A block of data
===============

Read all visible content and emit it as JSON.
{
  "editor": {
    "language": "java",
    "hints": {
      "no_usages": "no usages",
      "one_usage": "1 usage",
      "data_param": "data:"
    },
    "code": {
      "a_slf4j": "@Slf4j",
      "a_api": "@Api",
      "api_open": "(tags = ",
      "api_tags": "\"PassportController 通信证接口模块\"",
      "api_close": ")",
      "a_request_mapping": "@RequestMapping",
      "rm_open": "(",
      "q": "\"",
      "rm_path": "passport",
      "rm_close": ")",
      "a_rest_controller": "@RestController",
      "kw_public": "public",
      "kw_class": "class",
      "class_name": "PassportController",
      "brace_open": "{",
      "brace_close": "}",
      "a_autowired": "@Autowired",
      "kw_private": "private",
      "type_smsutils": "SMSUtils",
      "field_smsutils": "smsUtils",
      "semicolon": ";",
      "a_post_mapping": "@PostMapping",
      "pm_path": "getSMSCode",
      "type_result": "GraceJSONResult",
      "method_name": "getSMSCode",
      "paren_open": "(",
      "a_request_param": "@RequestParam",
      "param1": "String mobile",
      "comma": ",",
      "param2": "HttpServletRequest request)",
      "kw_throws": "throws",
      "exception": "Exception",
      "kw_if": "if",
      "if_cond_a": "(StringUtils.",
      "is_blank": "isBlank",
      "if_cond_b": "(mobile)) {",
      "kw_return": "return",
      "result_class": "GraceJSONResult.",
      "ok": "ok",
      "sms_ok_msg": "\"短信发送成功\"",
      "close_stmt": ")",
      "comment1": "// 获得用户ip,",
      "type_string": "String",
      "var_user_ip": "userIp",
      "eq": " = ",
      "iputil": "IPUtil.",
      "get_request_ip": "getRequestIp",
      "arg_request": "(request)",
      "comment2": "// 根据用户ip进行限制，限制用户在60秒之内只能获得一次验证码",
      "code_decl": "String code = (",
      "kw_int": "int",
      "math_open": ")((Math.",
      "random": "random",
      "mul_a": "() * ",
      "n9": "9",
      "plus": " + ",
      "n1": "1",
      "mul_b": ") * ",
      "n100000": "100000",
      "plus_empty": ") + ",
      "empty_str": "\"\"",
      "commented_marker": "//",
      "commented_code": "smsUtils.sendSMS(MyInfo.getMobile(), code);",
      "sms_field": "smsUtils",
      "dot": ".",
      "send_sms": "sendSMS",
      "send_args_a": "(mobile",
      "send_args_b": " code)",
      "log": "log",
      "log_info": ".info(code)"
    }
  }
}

===============

What the task requires:
Take each line containing the string "getSMSCode" and copy it out.

Complete answer:
      "pm_path": "getSMSCode",
      "method_name": "getSMSCode",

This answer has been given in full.